Write the material out again exactly.

═══ DATA ENTRIES ═══

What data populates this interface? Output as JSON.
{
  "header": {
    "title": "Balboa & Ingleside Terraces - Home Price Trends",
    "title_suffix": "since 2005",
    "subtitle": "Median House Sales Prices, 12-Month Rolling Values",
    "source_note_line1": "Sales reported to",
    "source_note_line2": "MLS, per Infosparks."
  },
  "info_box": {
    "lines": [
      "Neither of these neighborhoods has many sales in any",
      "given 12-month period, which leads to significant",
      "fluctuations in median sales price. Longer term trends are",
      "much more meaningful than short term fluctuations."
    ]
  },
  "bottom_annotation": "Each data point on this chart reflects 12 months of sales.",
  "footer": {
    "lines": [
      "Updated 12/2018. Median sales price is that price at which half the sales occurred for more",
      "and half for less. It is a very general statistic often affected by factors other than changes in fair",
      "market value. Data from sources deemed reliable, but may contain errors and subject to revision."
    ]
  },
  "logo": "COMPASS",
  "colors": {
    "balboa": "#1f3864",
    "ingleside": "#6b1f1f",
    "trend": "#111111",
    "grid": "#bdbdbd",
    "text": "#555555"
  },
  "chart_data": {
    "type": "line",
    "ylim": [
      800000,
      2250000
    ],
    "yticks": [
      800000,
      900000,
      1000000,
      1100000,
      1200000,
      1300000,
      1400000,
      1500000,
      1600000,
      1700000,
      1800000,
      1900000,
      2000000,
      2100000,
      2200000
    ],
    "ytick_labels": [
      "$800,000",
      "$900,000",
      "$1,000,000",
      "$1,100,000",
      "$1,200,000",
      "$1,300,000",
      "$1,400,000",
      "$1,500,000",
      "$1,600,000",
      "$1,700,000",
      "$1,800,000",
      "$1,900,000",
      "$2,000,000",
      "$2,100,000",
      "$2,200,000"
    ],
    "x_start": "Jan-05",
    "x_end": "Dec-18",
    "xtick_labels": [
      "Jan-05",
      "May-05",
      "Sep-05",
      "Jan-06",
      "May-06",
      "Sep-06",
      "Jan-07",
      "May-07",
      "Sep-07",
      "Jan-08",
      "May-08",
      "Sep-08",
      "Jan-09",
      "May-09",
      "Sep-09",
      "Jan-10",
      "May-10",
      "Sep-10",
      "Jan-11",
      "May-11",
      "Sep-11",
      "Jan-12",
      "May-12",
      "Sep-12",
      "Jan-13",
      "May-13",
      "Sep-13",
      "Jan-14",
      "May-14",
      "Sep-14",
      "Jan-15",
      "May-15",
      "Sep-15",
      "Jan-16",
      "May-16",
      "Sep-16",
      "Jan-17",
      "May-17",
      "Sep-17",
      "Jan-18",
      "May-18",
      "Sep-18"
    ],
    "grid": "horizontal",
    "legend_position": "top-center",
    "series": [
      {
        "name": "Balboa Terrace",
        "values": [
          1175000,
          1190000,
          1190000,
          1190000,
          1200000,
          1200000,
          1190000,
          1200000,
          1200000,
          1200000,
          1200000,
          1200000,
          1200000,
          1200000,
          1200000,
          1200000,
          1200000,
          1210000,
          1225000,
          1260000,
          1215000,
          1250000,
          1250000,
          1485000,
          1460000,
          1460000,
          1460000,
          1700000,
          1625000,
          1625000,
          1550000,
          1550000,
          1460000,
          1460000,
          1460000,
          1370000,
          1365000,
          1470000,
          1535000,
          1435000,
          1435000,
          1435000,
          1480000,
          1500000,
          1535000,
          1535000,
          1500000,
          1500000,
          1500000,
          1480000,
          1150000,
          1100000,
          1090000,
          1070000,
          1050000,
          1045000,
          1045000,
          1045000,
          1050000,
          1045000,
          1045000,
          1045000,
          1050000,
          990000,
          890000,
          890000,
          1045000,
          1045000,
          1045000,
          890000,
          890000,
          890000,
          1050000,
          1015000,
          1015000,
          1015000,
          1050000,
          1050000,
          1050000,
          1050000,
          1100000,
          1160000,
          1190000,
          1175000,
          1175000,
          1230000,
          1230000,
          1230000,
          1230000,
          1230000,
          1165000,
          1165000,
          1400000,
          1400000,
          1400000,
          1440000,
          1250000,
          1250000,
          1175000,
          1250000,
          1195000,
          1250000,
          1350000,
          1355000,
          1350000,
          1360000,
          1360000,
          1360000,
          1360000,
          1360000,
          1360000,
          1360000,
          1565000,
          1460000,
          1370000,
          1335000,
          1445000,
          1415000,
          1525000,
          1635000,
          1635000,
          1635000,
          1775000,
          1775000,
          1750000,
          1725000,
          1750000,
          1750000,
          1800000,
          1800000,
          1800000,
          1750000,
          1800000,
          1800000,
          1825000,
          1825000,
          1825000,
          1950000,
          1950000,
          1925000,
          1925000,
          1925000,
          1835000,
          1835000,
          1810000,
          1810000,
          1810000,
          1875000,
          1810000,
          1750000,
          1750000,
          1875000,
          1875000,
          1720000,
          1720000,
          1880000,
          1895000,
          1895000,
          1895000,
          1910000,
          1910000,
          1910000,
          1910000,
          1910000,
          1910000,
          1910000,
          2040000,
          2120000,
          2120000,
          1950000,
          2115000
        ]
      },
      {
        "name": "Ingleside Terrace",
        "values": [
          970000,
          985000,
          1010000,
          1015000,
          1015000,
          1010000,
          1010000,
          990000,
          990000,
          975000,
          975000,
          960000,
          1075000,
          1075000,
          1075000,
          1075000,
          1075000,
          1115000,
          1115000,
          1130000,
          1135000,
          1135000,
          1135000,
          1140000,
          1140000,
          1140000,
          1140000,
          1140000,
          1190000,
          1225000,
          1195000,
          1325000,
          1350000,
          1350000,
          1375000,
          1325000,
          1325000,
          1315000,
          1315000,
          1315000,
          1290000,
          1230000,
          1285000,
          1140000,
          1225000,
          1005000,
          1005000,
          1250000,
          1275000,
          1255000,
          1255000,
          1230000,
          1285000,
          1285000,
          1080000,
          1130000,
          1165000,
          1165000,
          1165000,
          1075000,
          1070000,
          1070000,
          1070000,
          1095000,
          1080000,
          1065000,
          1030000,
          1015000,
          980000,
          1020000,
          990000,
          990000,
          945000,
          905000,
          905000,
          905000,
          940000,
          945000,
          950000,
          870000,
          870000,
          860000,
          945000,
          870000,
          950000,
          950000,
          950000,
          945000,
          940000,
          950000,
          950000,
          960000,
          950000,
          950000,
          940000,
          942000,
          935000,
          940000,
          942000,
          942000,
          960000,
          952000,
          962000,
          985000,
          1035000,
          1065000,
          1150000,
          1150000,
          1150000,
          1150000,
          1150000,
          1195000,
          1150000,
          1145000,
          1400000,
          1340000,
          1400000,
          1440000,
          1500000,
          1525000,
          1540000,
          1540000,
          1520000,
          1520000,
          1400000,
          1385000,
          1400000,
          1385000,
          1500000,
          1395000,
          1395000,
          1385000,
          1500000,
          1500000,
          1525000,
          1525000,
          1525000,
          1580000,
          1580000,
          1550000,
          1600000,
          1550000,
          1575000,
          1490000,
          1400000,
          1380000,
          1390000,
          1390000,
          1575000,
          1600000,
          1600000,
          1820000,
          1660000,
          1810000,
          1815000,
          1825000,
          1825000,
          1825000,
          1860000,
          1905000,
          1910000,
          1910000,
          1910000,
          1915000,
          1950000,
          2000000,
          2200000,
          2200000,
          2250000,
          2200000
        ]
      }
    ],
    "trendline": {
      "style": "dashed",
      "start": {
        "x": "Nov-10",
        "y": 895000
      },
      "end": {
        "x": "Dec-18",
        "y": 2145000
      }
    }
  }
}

═══

SOLVED EXERCISE:
What data populates this interface? Output as JSON.
{
  "header": {
    "title": "Balboa & Ingleside Terraces - Home Price Trends",
    "title_suffix": "since 2005",
    "subtitle": "Median House Sales Prices, 12-Month Rolling Values",
    "source_note_line1": "Sales reported to",
    "source_note_line2": "MLS, per Infosparks."
  },
  "info_box": {
    "lines": [
      "Neither of these neighborhoods has many sales in any",
      "given 12-month period, which leads to significant",
      "fluctuations in median sales price. Longer term trends are",
      "much more meaningful than short term fluctuations."
    ]
  },
  "bottom_annotation": "Each data point on this chart reflects 12 months of sales.",
  "footer": {
    "lines": [
      "Updated 12/2018. Median sales price is that price at which half the sales occurred for more",
      "and half for less. It is a very general statistic often affected by factors other than changes in fair",
      "market value. Data from sources deemed reliable, but may contain errors and subject to revision."
    ]
  },
  "logo": "COMPASS",
  "colors": {
    "balboa": "#1f3864",
    "ingleside": "#6b1f1f",
    "trend": "#111111",
    "grid": "#bdbdbd",
    "text": "#555555"
  },
  "chart_data": {
    "type": "line",
    "ylim": [
      800000,
      2250000
    ],
    "yticks": [
      800000,
      900000,
      1000000,
      1100000,
      1200000,
      1300000,
      1400000,
      1500000,
      1600000,
      1700000,
      1800000,
      1900000,
      2000000,
      2100000,
      2200000
    ],
    "ytick_labels": [
      "$800,000",
      "$900,000",
      "$1,000,000",
      "$1,100,000",
      "$1,200,000",
      "$1,300,000",
      "$1,400,000",
      "$1,500,000",
      "$1,600,000",
      "$1,700,000",
      "$1,800,000",
      "$1,900,000",
      "$2,000,000",
      "$2,100,000",
      "$2,200,000"
    ],
    "x_start": "Jan-05",
    "x_end": "Dec-18",
    "xtick_labels": [
      "Jan-05",
      "May-05",
      "Sep-05",
      "Jan-06",
      "May-06",
      "Sep-06",
      "Jan-07",
      "May-07",
      "Sep-07",
      "Jan-08",
      "May-08",
      "Sep-08",
      "Jan-09",
      "May-09",
      "Sep-09",
      "Jan-10",
      "May-10",
      "Sep-10",
      "Jan-11",
      "May-11",
      "Sep-11",
      "Jan-12",
      "May-12",
      "Sep-12",
      "Jan-13",
      "May-13",
      "Sep-13",
      "Jan-14",
      "May-14",
      "Sep-14",
      "Jan-15",
      "May-15",
      "Sep-15",
      "Jan-16",
      "May-16",
      "Sep-16",
      "Jan-17",
      "May-17",
      "Sep-17",
      "Jan-18",
      "May-18",
      "Sep-18"
    ],
    "grid": "horizontal",
    "legend_position": "top-center",
    "series": [
      {
        "name": "Balboa Terrace",
        "values": [
          1175000,
          1190000,
          1190000,
          1190000,
          1200000,
          1200000,
          1190000,
          1200000,
          1200000,
          1200000,
          1200000,
          1200000,
          1200000,
          1200000,
          1200000,
          1200000,
          1200000,
          1210000,
          1225000,
          1260000,
          1215000,
          1250000,
          1250000,
          1485000,
          1460000,
          1460000,
          1460000,
          1700000,
          1625000,
          1625000,
          1550000,
          1550000,
          1460000,
          1460000,
          1460000,
          1370000,
          1365000,
          1470000,
          1535000,
          1435000,
          1435000,
          1435000,
          1480000,
          1500000,
          1535000,
          1535000,
          1500000,
          1500000,
          1500000,
          1480000,
          1150000,
          1100000,
          1090000,
          1070000,
          1050000,
          1045000,
          1045000,
          1045000,
          1050000,
          1045000,
          1045000,
          1045000,
          1050000,
          990000,
          890000,
          890000,
          1045000,
          1045000,
          1045000,
          890000,
          890000,
          890000,
          1050000,
          1015000,
          1015000,
          1015000,
          1050000,
          1050000,
          1050000,
          1050000,
          1100000,
          1160000,
          1190000,
          1175000,
          1175000,
          1230000,
          1230000,
          1230000,
          1230000,
          1230000,
          1165000,
          1165000,
          1400000,
          1400000,
          1400000,
          1440000,
          1250000,
          1250000,
          1175000,
          1250000,
          1195000,
          1250000,
          1350000,
          1355000,
          1350000,
          1360000,
          1360000,
          1360000,
          1360000,
          1360000,
          1360000,
          1360000,
          1565000,
          1460000,
          1370000,
          1335000,
          1445000,
          1415000,
          1525000,
          1635000,
          1635000,
          1635000,
          1775000,
          1775000,
          1750000,
          1725000,
          1750000,
          1750000,
          1800000,
          1800000,
          1800000,
          1750000,
          1800000,
          1800000,
          1825000,
          1825000,
          1825000,
          1950000,
          1950000,
          1925000,
          1925000,
          1925000,
          1835000,
          1835000,
          1810000,
          1810000,
          1810000,
          1875000,
          1810000,
          1750000,
          1750000,
          1875000,
          1875000,
          1720000,
          1720000,
          1880000,
          1895000,
          1895000,
          1895000,
          1910000,
          1910000,
          1910000,
          1910000,
          1910000,
          1910000,
          1910000,
          2040000,
          2120000,
          2120000,
          1950000,
          2115000
        ]
      },
      {
        "name": "Ingleside Terrace",
        "values": [
          970000,
          985000,
          1010000,
          1015000,
          1015000,
          1010000,
          1010000,
          990000,
          990000,
          975000,
          975000,
          960000,
          1075000,
          1075000,
          1075000,
          1075000,
          1075000,
          1115000,
          1115000,
          1130000,
          1135000,
          1135000,
          1135000,
          1140000,
          1140000,
          1140000,
          1140000,
          1140000,
          1190000,
          1225000,
          1195000,
          1325000,
          1350000,
          1350000,
          1375000,
          1325000,
          1325000,
          1315000,
          1315000,
          1315000,
          1290000,
          1230000,
          1285000,
          1140000,
          1225000,
          1005000,
          1005000,
          1250000,
          1275000,
          1255000,
          1255000,
          1230000,
          1285000,
          1285000,
          1080000,
          1130000,
          1165000,
          1165000,
          1165000,
          1075000,
          1070000,
          1070000,
          1070000,
          1095000,
          1080000,
          1065000,
          1030000,
          1015000,
          980000,
          1020000,
          990000,
          990000,
          945000,
          905000,
          905000,
          905000,
          940000,
          945000,
          950000,
          870000,
          870000,
          860000,
          945000,
          870000,
          950000,
          950000,
          950000,
          945000,
          940000,
          950000,
          950000,
          960000,
          950000,
          950000,
          940000,
          942000,
          935000,
          940000,
          942000,
          942000,
          960000,
          952000,
          962000,
          985000,
          1035000,
          1065000,
          1150000,
          1150000,
          1150000,
          1150000,
          1150000,
          1195000,
          1150000,
          1145000,
          1400000,
          1340000,
          1400000,
          1440000,
          1500000,
          1525000,
          1540000,
          1540000,
          1520000,
          1520000,
          1400000,
          1385000,
          1400000,
          1385000,
          1500000,
          1395000,
          1395000,
          1385000,
          1500000,
          1500000,
          1525000,
          1525000,
          1525000,
          1580000,
          1580000,
          1550000,
          1600000,
          1550000,
          1575000,
          1490000,
          1400000,
          1380000,
          1390000,
          1390000,
          1575000,
          1600000,
          1600000,
          1820000,
          1660000,
          1810000,
          1815000,
          1825000,
          1825000,
          1825000,
          1860000,
          1905000,
          1910000,
          1910000,
          1910000,
          1915000,
          1950000,
          2000000,
          2200000,
          2200000,
          2250000,
          2200000
        ]
      }
    ],
    "trendline": {
      "style": "dashed",
      "start": {
        "x": "Nov-10",
        "y": 895000
      },
      "end": {
        "x": "Dec-18",
        "y": 2145000
      }
    }
  }
}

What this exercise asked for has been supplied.